Write every record out again exactly, and keep images out of it.

## start

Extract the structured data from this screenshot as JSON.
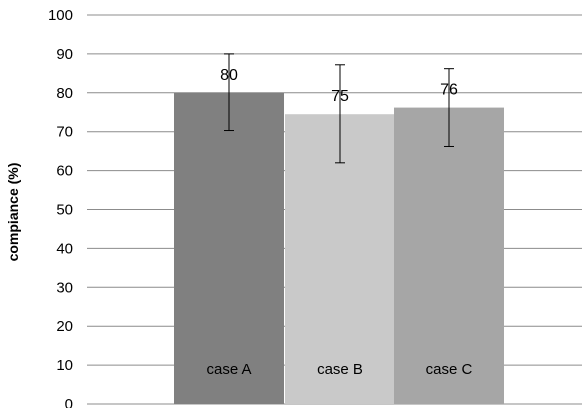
{
  "chart_data": {
    "type": "bar",
    "title": "",
    "xlabel": "",
    "ylabel": "compiance (%)",
    "ylim": [
      0,
      100
    ],
    "yticks": [
      0,
      10,
      20,
      30,
      40,
      50,
      60,
      70,
      80,
      90,
      100
    ],
    "grid": true,
    "legend": "none",
    "categories": [
      "case A",
      "case B",
      "case C"
    ],
    "values": [
      80,
      74.5,
      76.2
    ],
    "data_labels": [
      "80",
      "75",
      "76"
    ],
    "error_bars": {
      "low": [
        70.3,
        62.0,
        66.2
      ],
      "high": [
        90.0,
        87.2,
        86.2
      ]
    },
    "colors": [
      "#808080",
      "#c9c9c9",
      "#a6a6a6"
    ],
    "gridline_color": "#8c8c8c",
    "errorbar_color": "#000000"
  }
}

## end

- EXPECTED ANSWER
Extract the structured data from this screenshot as JSON.
{
  "chart_data": {
    "type": "bar",
    "title": "",
    "xlabel": "",
    "ylabel": "compiance (%)",
    "ylim": [
      0,
      100
    ],
    "yticks": [
      0,
      10,
      20,
      30,
      40,
      50,
      60,
      70,
      80,
      90,
      100
    ],
    "grid": true,
    "legend": "none",
    "categories": [
      "case A",
      "case B",
      "case C"
    ],
    "values": [
      80,
      74.5,
      76.2
    ],
    "data_labels": [
      "80",
      "75",
      "76"
    ],
    "error_bars": {
      "low": [
        70.3,
        62.0,
        66.2
      ],
      "high": [
        90.0,
        87.2,
        86.2
      ]
    },
    "colors": [
      "#808080",
      "#c9c9c9",
      "#a6a6a6"
    ],
    "gridline_color": "#8c8c8c",
    "errorbar_color": "#000000"
  }
}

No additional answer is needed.